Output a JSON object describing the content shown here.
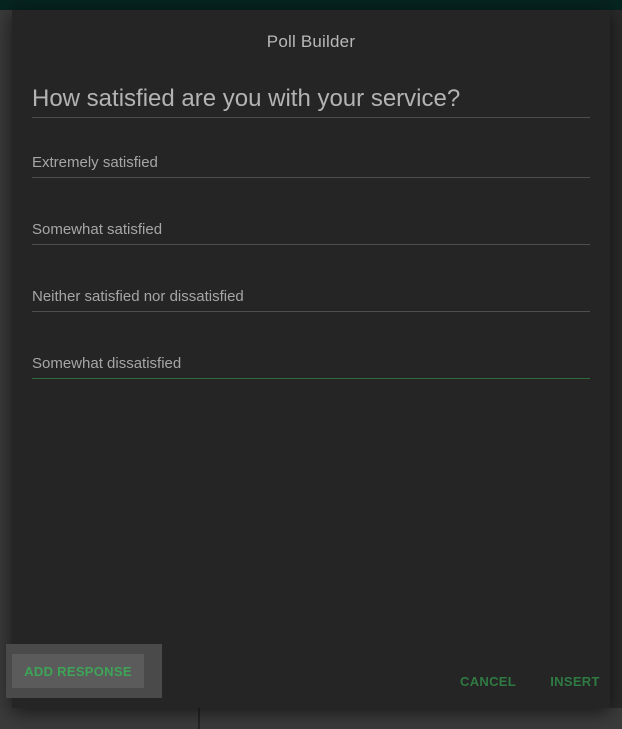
{
  "dialog": {
    "title": "Poll Builder",
    "question": {
      "value": "How satisfied are you with your service?"
    },
    "responses": [
      {
        "value": "Extremely satisfied"
      },
      {
        "value": "Somewhat satisfied"
      },
      {
        "value": "Neither satisfied nor dissatisfied"
      },
      {
        "value": "Somewhat dissatisfied",
        "focused": true
      }
    ]
  },
  "actions": {
    "add_response_label": "ADD RESPONSE",
    "cancel_label": "CANCEL",
    "insert_label": "INSERT"
  },
  "colors": {
    "accent": "#3ea457",
    "dialog_background": "#252525",
    "top_bar": "#062420"
  }
}
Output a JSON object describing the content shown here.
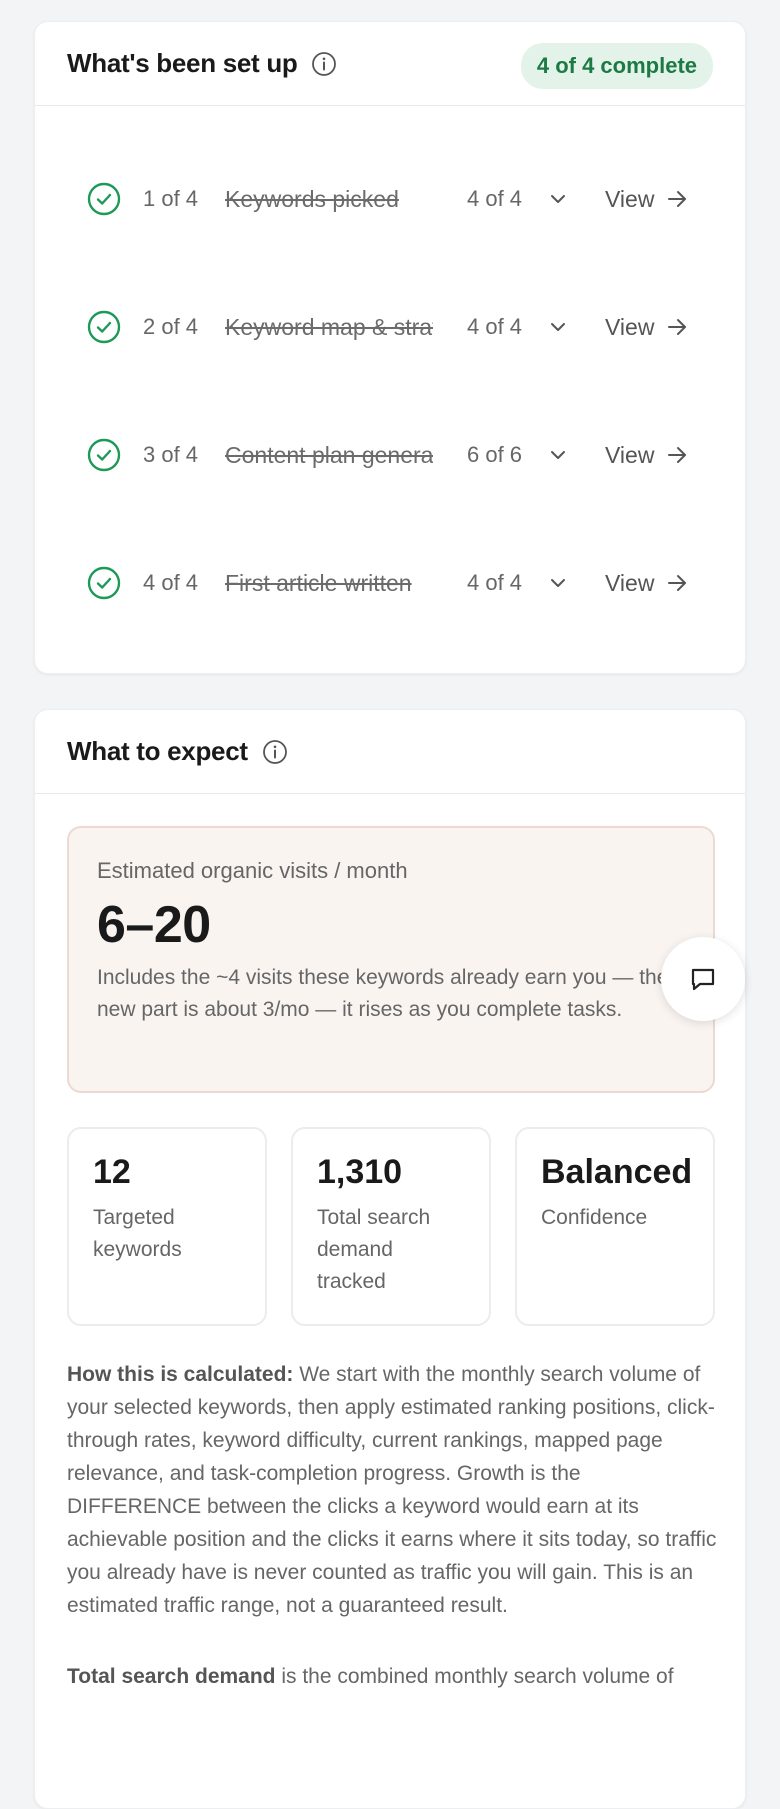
{
  "setup": {
    "title": "What's been set up",
    "badge": "4 of 4 complete",
    "steps": [
      {
        "num": "1 of 4",
        "name": "Keywords picked",
        "count": "4 of 4",
        "view": "View"
      },
      {
        "num": "2 of 4",
        "name": "Keyword map & strategy",
        "count": "4 of 4",
        "view": "View"
      },
      {
        "num": "3 of 4",
        "name": "Content plan generated",
        "count": "6 of 6",
        "view": "View"
      },
      {
        "num": "4 of 4",
        "name": "First article written",
        "count": "4 of 4",
        "view": "View"
      }
    ]
  },
  "expect": {
    "title": "What to expect",
    "estimate_label": "Estimated organic visits / month",
    "estimate_value": "6–20",
    "estimate_note": "Includes the ~4 visits these keywords already earn you — the new part is about 3/mo — it rises as you complete tasks.",
    "stats": [
      {
        "value": "12",
        "label": "Targeted keywords"
      },
      {
        "value": "1,310",
        "label": "Total search demand tracked"
      },
      {
        "value": "Balanced",
        "label": "Confidence"
      }
    ],
    "calc_label": "How this is calculated:",
    "calc_text": " We start with the monthly search volume of your selected keywords, then apply estimated ranking positions, click-through rates, keyword difficulty, current rankings, mapped page relevance, and task-completion progress. Growth is the DIFFERENCE between the clicks a keyword would earn at its achievable position and the clicks it earns where it sits today, so traffic you already have is never counted as traffic you will gain. This is an estimated traffic range, not a guaranteed result.",
    "demand_label": "Total search demand",
    "demand_text": " is the combined monthly search volume of"
  },
  "colors": {
    "accent_green": "#1e9a58",
    "badge_bg": "#e3f3ea",
    "estimate_bg": "#faf4f1"
  },
  "icons": [
    "info-icon",
    "check-circle-icon",
    "chevron-down-icon",
    "arrow-right-icon",
    "chat-icon"
  ]
}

--- What you have to do ---
Leave out every picture and copy the rest of the records exactly.

--- Task solution ---
Output a JSON object describing the content shown here.
{
  "dialog": {
    "title": "Poll Builder",
    "question": {
      "value": "How satisfied are you with your service?"
    },
    "responses": [
      {
        "value": "Extremely satisfied"
      },
      {
        "value": "Somewhat satisfied"
      },
      {
        "value": "Neither satisfied nor dissatisfied"
      },
      {
        "value": "Somewhat dissatisfied",
        "focused": true
      }
    ]
  },
  "actions": {
    "add_response_label": "ADD RESPONSE",
    "cancel_label": "CANCEL",
    "insert_label": "INSERT"
  },
  "colors": {
    "accent": "#3ea457",
    "dialog_background": "#252525",
    "top_bar": "#062420"
  }
}
Output a JSON object describing the content shown here.
{
  "setup": {
    "title": "What's been set up",
    "badge": "4 of 4 complete",
    "steps": [
      {
        "num": "1 of 4",
        "name": "Keywords picked",
        "count": "4 of 4",
        "view": "View"
      },
      {
        "num": "2 of 4",
        "name": "Keyword map & strategy",
        "count": "4 of 4",
        "view": "View"
      },
      {
        "num": "3 of 4",
        "name": "Content plan generated",
        "count": "6 of 6",
        "view": "View"
      },
      {
        "num": "4 of 4",
        "name": "First article written",
        "count": "4 of 4",
        "view": "View"
      }
    ]
  },
  "expect": {
    "title": "What to expect",
    "estimate_label": "Estimated organic visits / month",
    "estimate_value": "6–20",
    "estimate_note": "Includes the ~4 visits these keywords already earn you — the new part is about 3/mo — it rises as you complete tasks.",
    "stats": [
      {
        "value": "12",
        "label": "Targeted keywords"
      },
      {
        "value": "1,310",
        "label": "Total search demand tracked"
      },
      {
        "value": "Balanced",
        "label": "Confidence"
      }
    ],
    "calc_label": "How this is calculated:",
    "calc_text": " We start with the monthly search volume of your selected keywords, then apply estimated ranking positions, click-through rates, keyword difficulty, current rankings, mapped page relevance, and task-completion progress. Growth is the DIFFERENCE between the clicks a keyword would earn at its achievable position and the clicks it earns where it sits today, so traffic you already have is never counted as traffic you will gain. This is an estimated traffic range, not a guaranteed result.",
    "demand_label": "Total search demand",
    "demand_text": " is the combined monthly search volume of"
  },
  "colors": {
    "accent_green": "#1e9a58",
    "badge_bg": "#e3f3ea",
    "estimate_bg": "#faf4f1"
  },
  "icons": [
    "info-icon",
    "check-circle-icon",
    "chevron-down-icon",
    "arrow-right-icon",
    "chat-icon"
  ]
}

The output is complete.